▶ [Work required] In the entries below, identify every line with the string "core" and copy it.

[Collected data entries]
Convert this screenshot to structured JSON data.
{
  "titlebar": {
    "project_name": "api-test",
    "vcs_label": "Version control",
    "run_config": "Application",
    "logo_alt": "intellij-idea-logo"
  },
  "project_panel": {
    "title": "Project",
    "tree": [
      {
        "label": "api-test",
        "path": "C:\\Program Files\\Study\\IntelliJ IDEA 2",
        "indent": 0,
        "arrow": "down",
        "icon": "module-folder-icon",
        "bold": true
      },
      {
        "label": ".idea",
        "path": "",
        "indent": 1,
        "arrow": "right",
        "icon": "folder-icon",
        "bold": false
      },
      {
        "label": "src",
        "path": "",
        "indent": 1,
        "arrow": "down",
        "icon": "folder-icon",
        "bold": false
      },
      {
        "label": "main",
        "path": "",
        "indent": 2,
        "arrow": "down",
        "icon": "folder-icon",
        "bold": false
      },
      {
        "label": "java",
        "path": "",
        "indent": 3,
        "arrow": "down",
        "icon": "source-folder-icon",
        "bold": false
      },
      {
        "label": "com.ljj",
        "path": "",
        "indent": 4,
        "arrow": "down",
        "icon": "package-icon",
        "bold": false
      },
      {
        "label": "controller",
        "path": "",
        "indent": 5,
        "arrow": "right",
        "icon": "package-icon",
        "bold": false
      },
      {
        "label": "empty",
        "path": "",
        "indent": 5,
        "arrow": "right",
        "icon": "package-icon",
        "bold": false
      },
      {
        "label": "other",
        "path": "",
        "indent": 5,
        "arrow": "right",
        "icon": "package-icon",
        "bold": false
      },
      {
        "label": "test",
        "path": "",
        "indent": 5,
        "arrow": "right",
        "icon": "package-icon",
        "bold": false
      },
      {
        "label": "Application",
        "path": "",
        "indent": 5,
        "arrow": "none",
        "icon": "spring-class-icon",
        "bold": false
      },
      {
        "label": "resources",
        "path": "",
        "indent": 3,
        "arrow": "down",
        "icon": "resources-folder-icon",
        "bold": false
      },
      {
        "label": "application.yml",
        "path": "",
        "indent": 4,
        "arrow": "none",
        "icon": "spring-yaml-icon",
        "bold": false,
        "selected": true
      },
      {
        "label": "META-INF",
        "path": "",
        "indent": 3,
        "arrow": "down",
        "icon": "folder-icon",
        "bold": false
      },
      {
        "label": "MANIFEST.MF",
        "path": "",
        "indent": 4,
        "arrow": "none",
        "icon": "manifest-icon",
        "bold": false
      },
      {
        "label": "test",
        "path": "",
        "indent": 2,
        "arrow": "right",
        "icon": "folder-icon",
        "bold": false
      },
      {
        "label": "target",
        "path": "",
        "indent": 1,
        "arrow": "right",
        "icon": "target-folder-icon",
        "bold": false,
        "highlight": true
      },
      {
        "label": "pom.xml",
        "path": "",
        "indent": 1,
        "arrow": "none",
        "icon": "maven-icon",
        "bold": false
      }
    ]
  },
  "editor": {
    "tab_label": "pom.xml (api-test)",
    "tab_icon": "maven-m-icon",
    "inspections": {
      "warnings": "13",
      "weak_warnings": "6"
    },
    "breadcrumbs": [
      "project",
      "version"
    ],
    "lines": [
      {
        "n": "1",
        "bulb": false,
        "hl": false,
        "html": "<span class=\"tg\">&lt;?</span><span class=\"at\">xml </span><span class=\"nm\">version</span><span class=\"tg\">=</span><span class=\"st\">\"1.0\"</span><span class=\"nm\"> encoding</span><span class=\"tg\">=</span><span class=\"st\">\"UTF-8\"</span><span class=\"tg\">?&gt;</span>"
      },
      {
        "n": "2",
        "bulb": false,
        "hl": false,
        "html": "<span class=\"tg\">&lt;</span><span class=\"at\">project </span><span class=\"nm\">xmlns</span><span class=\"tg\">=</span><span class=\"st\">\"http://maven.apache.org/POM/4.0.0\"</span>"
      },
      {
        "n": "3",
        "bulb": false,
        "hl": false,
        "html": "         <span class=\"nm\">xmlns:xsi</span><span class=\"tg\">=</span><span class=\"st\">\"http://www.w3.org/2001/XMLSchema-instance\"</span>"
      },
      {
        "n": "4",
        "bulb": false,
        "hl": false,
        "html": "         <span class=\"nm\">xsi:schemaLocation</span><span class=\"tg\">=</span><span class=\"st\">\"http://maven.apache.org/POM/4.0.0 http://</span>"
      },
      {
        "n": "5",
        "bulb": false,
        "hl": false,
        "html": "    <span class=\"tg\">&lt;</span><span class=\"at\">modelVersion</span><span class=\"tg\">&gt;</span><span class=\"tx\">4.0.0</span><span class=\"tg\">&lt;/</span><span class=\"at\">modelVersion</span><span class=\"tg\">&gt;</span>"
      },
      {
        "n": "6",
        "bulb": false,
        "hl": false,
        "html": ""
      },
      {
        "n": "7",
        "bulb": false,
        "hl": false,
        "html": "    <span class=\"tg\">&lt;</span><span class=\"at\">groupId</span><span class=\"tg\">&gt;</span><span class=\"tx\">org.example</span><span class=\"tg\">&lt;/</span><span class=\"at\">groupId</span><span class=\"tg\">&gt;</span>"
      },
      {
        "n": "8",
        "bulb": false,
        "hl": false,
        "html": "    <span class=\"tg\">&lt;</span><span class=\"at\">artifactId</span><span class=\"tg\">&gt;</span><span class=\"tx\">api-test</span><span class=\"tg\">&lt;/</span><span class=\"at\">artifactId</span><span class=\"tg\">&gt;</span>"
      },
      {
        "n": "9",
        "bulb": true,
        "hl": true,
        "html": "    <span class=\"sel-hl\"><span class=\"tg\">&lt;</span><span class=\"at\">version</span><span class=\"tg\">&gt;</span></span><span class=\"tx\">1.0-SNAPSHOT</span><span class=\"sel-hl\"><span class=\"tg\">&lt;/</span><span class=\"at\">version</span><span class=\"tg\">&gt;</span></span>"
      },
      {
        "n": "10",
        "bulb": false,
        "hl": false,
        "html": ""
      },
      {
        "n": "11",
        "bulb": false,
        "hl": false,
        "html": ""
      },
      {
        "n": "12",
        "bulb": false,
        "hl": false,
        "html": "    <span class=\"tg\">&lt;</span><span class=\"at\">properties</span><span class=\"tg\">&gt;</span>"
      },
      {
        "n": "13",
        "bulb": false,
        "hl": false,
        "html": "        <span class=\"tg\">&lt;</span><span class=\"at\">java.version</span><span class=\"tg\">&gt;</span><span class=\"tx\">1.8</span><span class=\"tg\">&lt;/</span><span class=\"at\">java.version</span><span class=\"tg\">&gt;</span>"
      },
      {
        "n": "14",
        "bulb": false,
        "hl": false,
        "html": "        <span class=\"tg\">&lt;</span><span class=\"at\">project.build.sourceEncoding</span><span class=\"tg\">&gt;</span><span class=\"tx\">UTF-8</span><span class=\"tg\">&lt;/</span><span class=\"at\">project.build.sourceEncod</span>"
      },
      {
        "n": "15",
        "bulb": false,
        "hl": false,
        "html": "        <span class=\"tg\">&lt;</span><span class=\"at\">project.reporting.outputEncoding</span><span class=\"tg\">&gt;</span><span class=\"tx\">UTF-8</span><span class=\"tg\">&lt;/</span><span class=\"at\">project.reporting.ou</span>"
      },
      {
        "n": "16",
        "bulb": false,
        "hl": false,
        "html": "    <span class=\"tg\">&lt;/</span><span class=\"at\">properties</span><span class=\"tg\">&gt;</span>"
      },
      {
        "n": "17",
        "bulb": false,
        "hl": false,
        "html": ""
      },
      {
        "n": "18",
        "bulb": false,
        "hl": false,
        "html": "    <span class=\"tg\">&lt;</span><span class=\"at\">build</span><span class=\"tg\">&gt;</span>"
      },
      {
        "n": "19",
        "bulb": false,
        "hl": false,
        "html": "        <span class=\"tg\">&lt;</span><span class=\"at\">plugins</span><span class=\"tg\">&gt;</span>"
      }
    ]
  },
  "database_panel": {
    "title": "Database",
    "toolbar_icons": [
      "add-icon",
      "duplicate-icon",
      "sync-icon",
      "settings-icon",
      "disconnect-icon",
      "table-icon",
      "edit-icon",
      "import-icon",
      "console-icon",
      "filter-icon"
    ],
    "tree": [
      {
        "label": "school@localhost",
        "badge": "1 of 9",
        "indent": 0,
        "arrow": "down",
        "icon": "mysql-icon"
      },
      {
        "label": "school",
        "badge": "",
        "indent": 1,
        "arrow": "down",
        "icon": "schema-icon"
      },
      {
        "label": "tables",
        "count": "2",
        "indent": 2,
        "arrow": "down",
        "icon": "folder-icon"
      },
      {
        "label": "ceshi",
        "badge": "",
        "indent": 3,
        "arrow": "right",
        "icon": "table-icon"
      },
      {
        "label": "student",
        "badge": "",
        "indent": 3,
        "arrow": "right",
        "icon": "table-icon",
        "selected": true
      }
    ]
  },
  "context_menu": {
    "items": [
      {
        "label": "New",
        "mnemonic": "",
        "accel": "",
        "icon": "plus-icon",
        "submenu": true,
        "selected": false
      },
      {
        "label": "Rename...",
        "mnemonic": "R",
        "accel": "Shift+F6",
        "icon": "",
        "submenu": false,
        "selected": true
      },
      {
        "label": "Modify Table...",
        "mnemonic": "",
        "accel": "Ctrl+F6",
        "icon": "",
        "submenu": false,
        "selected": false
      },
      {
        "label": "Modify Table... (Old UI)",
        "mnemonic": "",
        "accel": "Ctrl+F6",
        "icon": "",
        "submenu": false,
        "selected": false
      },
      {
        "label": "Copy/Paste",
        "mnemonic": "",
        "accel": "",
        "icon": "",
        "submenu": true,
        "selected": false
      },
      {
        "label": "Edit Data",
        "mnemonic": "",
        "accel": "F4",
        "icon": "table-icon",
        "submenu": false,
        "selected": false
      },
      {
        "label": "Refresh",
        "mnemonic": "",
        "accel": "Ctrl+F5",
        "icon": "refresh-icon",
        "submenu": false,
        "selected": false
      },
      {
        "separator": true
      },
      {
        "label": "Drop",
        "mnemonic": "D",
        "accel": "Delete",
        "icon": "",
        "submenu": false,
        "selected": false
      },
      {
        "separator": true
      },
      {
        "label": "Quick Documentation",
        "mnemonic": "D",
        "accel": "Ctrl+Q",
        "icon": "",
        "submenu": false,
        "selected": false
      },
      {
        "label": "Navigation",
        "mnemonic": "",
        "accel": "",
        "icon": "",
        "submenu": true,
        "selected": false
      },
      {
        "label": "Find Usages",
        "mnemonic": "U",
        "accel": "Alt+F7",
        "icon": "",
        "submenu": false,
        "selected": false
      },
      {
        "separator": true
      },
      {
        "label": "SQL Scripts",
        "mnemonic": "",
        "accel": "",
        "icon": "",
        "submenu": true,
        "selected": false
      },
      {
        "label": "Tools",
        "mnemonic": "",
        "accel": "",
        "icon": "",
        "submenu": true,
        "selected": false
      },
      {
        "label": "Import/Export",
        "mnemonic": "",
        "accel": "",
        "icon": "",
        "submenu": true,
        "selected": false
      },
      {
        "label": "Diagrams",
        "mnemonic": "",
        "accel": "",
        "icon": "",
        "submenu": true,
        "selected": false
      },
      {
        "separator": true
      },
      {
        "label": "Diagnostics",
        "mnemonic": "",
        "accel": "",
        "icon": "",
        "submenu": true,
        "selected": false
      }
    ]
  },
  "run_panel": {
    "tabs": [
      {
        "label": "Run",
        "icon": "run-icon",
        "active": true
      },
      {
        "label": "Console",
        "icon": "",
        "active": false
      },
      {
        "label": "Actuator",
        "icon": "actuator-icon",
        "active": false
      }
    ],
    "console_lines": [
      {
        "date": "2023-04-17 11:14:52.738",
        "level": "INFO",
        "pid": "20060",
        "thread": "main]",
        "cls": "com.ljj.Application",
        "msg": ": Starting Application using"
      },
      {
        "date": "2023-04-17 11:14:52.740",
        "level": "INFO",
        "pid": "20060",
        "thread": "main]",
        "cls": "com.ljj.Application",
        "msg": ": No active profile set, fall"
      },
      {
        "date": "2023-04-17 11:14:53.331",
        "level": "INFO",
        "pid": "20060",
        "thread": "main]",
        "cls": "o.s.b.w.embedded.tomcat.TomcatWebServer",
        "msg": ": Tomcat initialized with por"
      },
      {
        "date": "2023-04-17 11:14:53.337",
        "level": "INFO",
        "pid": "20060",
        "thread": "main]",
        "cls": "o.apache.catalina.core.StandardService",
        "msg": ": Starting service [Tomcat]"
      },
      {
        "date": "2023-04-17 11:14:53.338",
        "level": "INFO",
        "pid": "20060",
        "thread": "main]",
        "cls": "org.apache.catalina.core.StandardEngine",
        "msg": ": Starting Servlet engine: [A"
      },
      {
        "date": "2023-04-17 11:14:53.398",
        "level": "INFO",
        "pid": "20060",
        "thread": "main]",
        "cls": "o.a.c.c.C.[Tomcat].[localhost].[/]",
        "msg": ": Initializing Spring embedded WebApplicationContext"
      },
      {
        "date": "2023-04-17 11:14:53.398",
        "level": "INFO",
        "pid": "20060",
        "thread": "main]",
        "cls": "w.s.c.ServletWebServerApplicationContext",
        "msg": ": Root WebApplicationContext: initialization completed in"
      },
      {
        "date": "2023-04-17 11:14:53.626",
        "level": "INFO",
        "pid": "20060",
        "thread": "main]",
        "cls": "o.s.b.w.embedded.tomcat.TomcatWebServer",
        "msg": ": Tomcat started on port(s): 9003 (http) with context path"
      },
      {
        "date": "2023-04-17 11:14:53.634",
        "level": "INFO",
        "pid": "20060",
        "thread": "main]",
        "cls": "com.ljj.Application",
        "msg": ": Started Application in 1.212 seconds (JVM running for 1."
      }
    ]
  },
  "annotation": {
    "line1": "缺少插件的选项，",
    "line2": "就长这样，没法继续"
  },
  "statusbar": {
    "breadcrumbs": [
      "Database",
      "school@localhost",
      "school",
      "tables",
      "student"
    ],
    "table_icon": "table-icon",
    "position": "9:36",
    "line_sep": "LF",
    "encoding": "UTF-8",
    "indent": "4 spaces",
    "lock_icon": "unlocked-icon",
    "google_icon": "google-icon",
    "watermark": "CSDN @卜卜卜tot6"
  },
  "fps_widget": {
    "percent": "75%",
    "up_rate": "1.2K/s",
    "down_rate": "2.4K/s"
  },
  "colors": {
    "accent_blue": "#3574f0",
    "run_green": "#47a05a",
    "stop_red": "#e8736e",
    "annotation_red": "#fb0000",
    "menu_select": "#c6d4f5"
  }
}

▶ [Solution for this task]
        "cls": "o.apache.catalina.core.StandardService",
        "cls": "org.apache.catalina.core.StandardEngine",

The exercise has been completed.